For the data below, work out how many lines include the string "решении" and report only the number.

◆ GIVEN DATA ◆
___

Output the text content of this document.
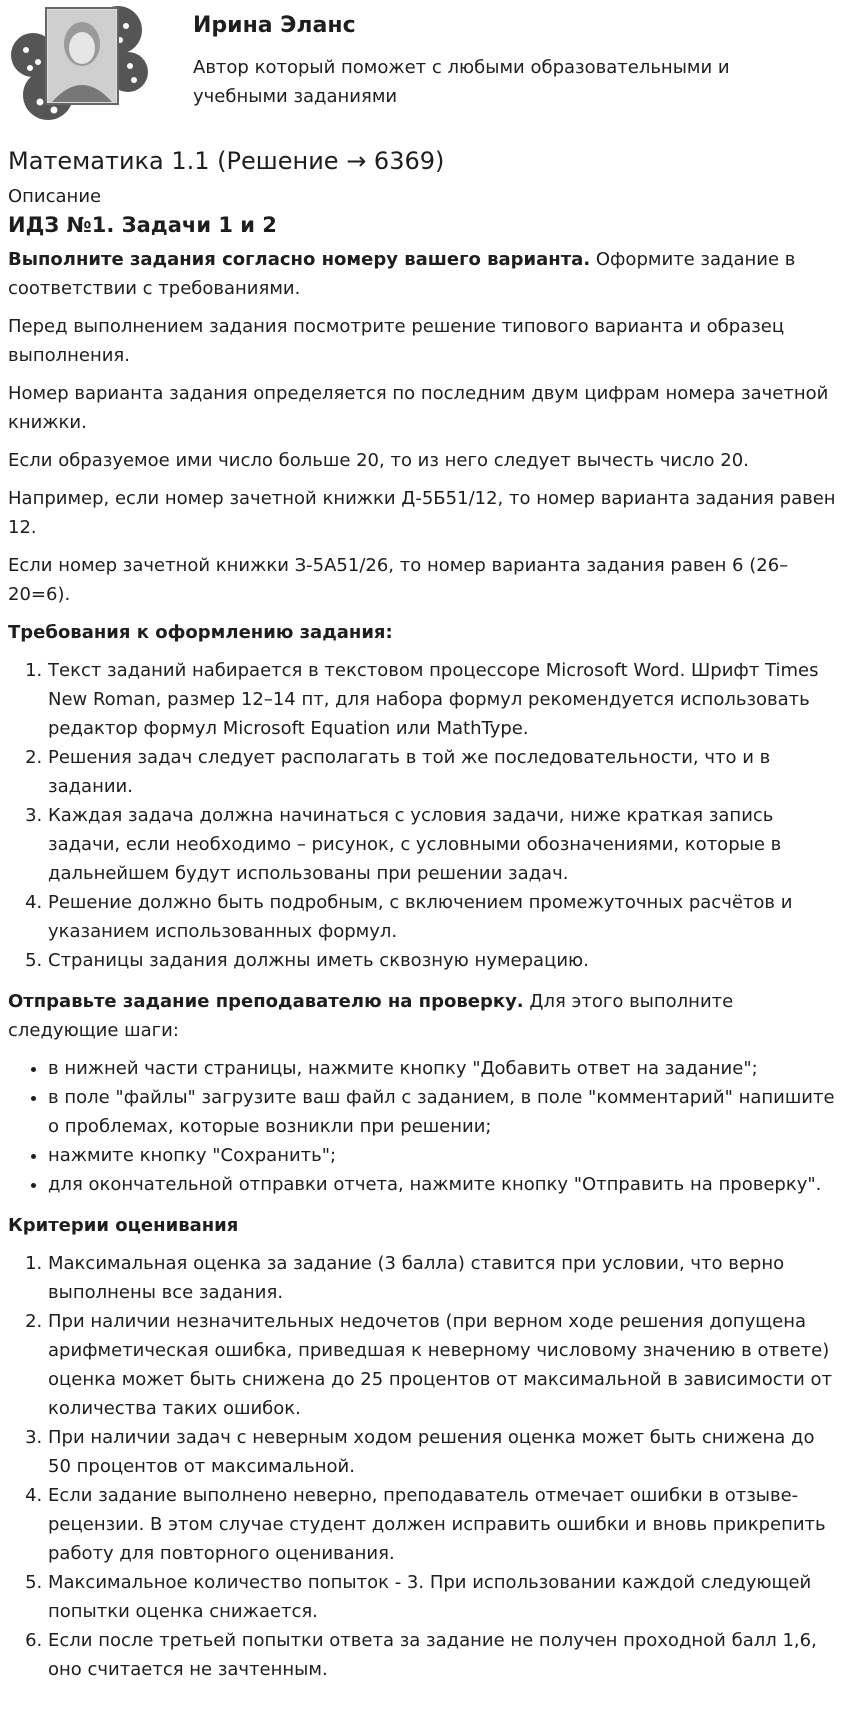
Ирина Эланс
Автор который поможет с любыми образовательными и учебными заданиями
Математика 1.1 (Решение → 6369)
Описание
ИДЗ №1. Задачи 1 и 2

Выполните задания согласно номеру вашего варианта. Оформите задание в соответствии с требованиями.

Перед выполнением задания посмотрите решение типового варианта и образец выполнения.

Номер варианта задания определяется по последним двум цифрам номера зачетной книжки.

Если образуемое ими число больше 20, то из него следует вычесть число 20.

Например, если номер зачетной книжки Д-5Б51/12, то номер варианта задания равен 12.

Если номер зачетной книжки З-5А51/26, то номер варианта задания равен 6 (26–20=6).

Требования к оформлению задания:
1. Текст заданий набирается в текстовом процессоре Microsoft Word. Шрифт Times New Roman, размер 12–14 пт, для набора формул рекомендуется использовать редактор формул Microsoft Equation или MathType.
2. Решения задач следует располагать в той же последовательности, что и в задании.
3. Каждая задача должна начинаться с условия задачи, ниже краткая запись задачи, если необходимо – рисунок, с условными обозначениями, которые в дальнейшем будут использованы при решении задач.
4. Решение должно быть подробным, с включением промежуточных расчётов и указанием использованных формул.
5. Страницы задания должны иметь сквозную нумерацию.

Отправьте задание преподавателю на проверку. Для этого выполните следующие шаги:

• в нижней части страницы, нажмите кнопку "Добавить ответ на задание";
• в поле "файлы" загрузите ваш файл с заданием, в поле "комментарий" напишите о проблемах, которые возникли при решении;
• нажмите кнопку "Сохранить";
• для окончательной отправки отчета, нажмите кнопку "Отправить на проверку".
Критерии оценивания
1. Максимальная оценка за задание (3 балла) ставится при условии, что верно выполнены все задания.
2. При наличии незначительных недочетов (при верном ходе решения допущена арифметическая ошибка, приведшая к неверному числовому значению в ответе) оценка может быть снижена до 25 процентов от максимальной в зависимости от количества таких ошибок.
3. При наличии задач с неверным ходом решения оценка может быть снижена до 50 процентов от максимальной.
4. Если задание выполнено неверно, преподаватель отмечает ошибки в отзыве-рецензии. В этом случае студент должен исправить ошибки и вновь прикрепить работу для повторного оценивания.
5. Максимальное количество попыток - 3. При использовании каждой следующей попытки оценка снижается.
6. Если после третьей попытки ответа за задание не получен проходной балл 1,6, оно считается не зачтенным.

___

◆ EXPECTED ANSWER ◆
2